■ What is being asked
Only a number is wanted. Count the lines holding the string "услугами".

[Extracted data entries]

◇ ◇ ◇

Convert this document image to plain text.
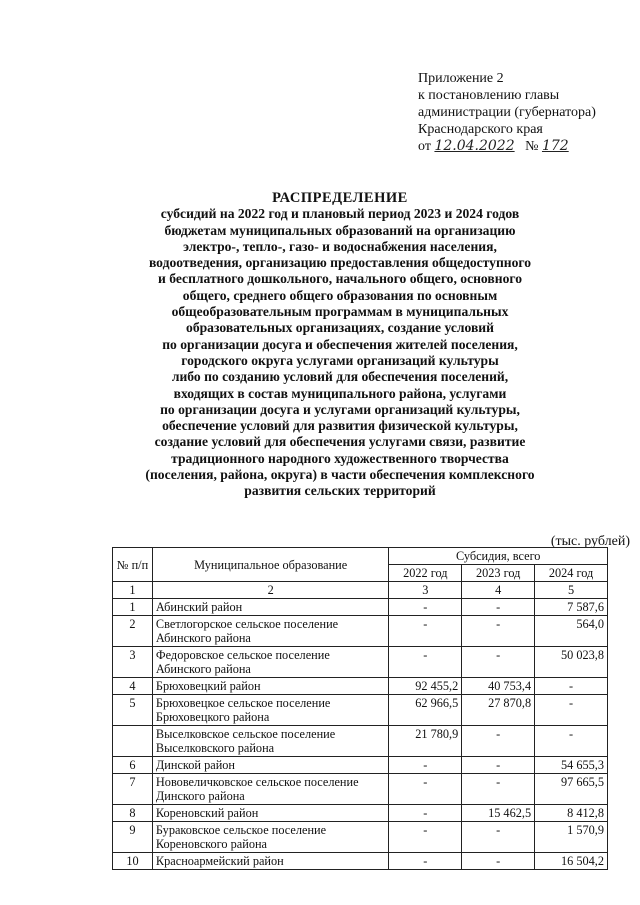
Приложение 2
к постановлению главы
администрации (губернатора)
Краснодарского края
от 12.04.2022 № 172
РАСПРЕДЕЛЕНИЕ
субсидий на 2022 год и плановый период 2023 и 2024 годов
бюджетам муниципальных образований на организацию
электро-, тепло-, газо- и водоснабжения населения,
водоотведения, организацию предоставления общедоступного
и бесплатного дошкольного, начального общего, основного
общего, среднего общего образования по основным
общеобразовательным программам в муниципальных
образовательных организациях, создание условий
по организации досуга и обеспечения жителей поселения,
городского округа услугами организаций культуры
либо по созданию условий для обеспечения поселений,
входящих в состав муниципального района, услугами
по организации досуга и услугами организаций культуры,
обеспечение условий для развития физической культуры,
создание условий для обеспечения услугами связи, развитие
традиционного народного художественного творчества
(поселения, района, округа) в части обеспечения комплексного
развития сельских территорий
(тыс. рублей)
№ п/п	Муниципальное образование	Субсидия, всего		
		2022 год	2023 год	2024 год
1	2	3	4	5
1	Абинский район	-	-	7 587,6
2	Светлогорское сельское поселение Абинского района	-	-	564,0
3	Федоровское сельское поселение Абинского района	-	-	50 023,8
4	Брюховецкий район	92 455,2	40 753,4	-
5	Брюховецкое сельское поселение Брюховецкого района	62 966,5	27 870,8	-
	Выселковское сельское поселение Выселковского района	21 780,9	-	-
6	Динской район	-	-	54 655,3
7	Нововеличковское сельское поселение Динского района	-	-	97 665,5
8	Кореновский район	-	15 462,5	8 412,8
9	Бураковское сельское поселение Кореновского района	-	-	1 570,9
10	Красноармейский район	-	-	16 504,2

◇ ◇ ◇

■ Solution below
4